**Task requirements:**
Return every record below exactly as written, omitting any pictures.

**Supplied entries:**
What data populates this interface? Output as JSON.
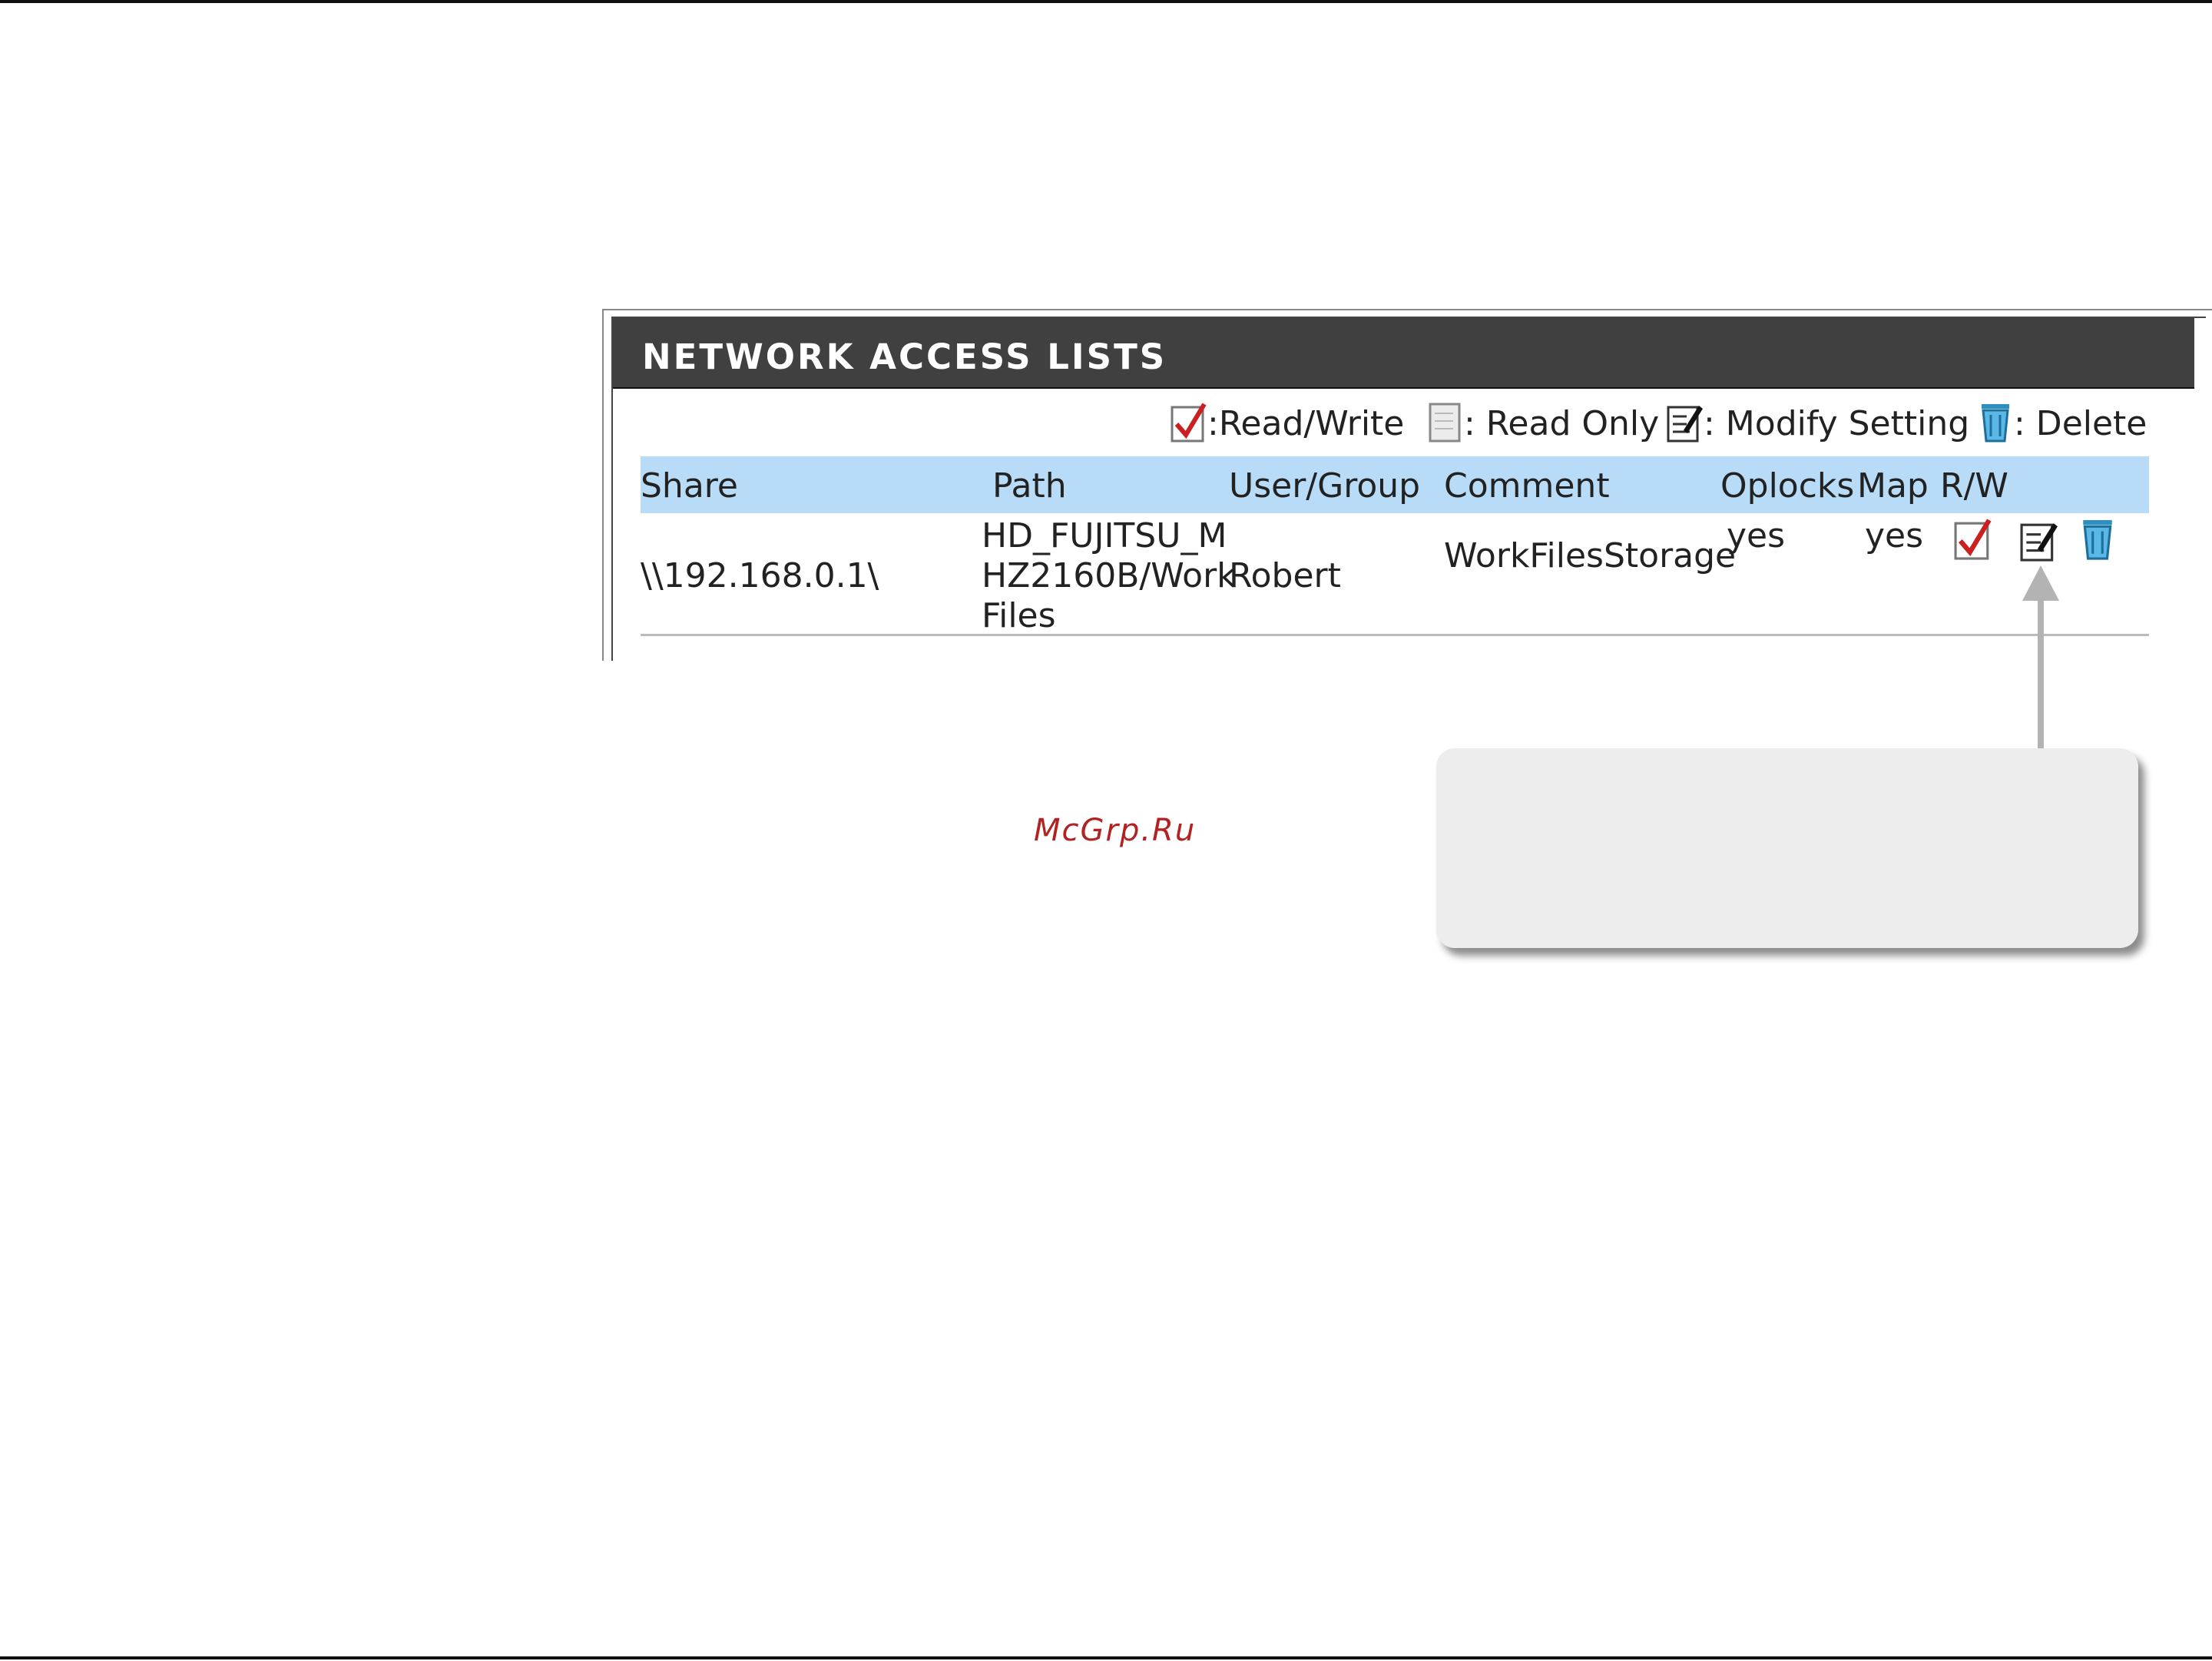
{
  "panel": {
    "title": "NETWORK ACCESS LISTS"
  },
  "legend": {
    "read_write": ":Read/Write",
    "read_only": ": Read Only",
    "modify": ": Modify Setting",
    "delete": ": Delete"
  },
  "table": {
    "headers": {
      "share": "Share",
      "path": "Path",
      "user_group": "User/Group",
      "comment": "Comment",
      "oplocks": "Oplocks",
      "map": "Map",
      "rw": "R/W"
    },
    "rows": [
      {
        "share": "\\\\192.168.0.1\\",
        "path_line1": "HD_FUJITSU_M",
        "path_line2": "HZ2160B/Work",
        "path_line3": "Files",
        "user_group": "Robert",
        "comment": "WorkFilesStorage",
        "oplocks": "yes",
        "map": "yes"
      }
    ]
  },
  "watermark": "McGrp.Ru",
  "icons": [
    "checkmark-icon",
    "page-icon",
    "edit-icon",
    "trash-icon"
  ],
  "colors": {
    "header_bg": "#404040",
    "table_header_bg": "#b8dcf7",
    "check_red": "#cc1f1f",
    "trash_blue": "#3aa3d6"
  }
}
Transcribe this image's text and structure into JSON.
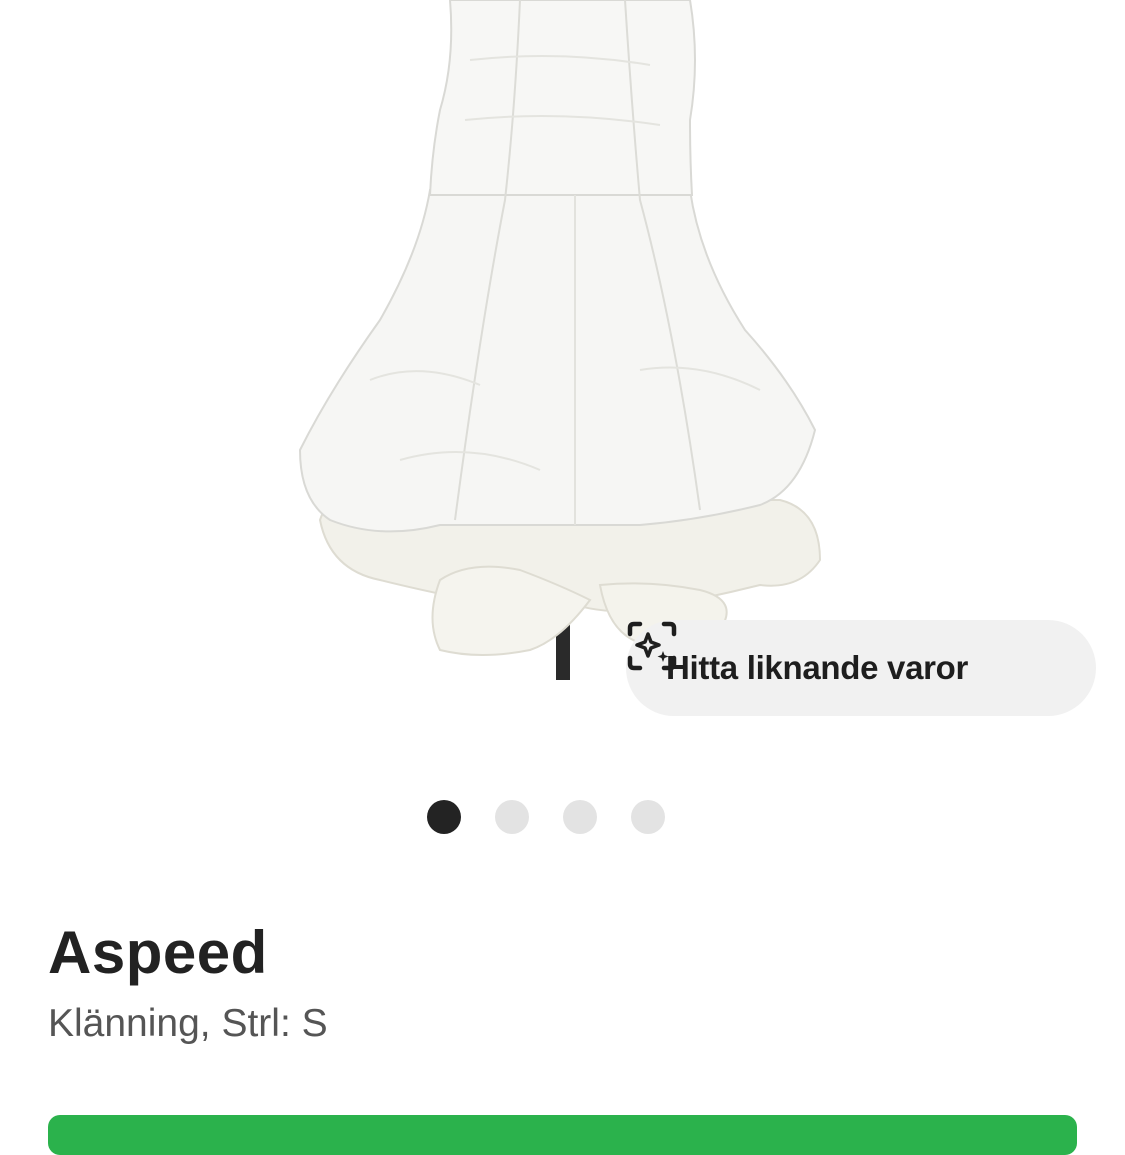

**Response below:**
What data populates this interface? Output as JSON.
{
  "panel": {
    "title": "NETWORK ACCESS LISTS"
  },
  "legend": {
    "read_write": ":Read/Write",
    "read_only": ": Read Only",
    "modify": ": Modify Setting",
    "delete": ": Delete"
  },
  "table": {
    "headers": {
      "share": "Share",
      "path": "Path",
      "user_group": "User/Group",
      "comment": "Comment",
      "oplocks": "Oplocks",
      "map": "Map",
      "rw": "R/W"
    },
    "rows": [
      {
        "share": "\\\\192.168.0.1\\",
        "path_line1": "HD_FUJITSU_M",
        "path_line2": "HZ2160B/Work",
        "path_line3": "Files",
        "user_group": "Robert",
        "comment": "WorkFilesStorage",
        "oplocks": "yes",
        "map": "yes"
      }
    ]
  },
  "watermark": "McGrp.Ru",
  "icons": [
    "checkmark-icon",
    "page-icon",
    "edit-icon",
    "trash-icon"
  ],
  "colors": {
    "header_bg": "#404040",
    "table_header_bg": "#b8dcf7",
    "check_red": "#cc1f1f",
    "trash_blue": "#3aa3d6"
  }
}
Transcribe this image's text and structure into JSON.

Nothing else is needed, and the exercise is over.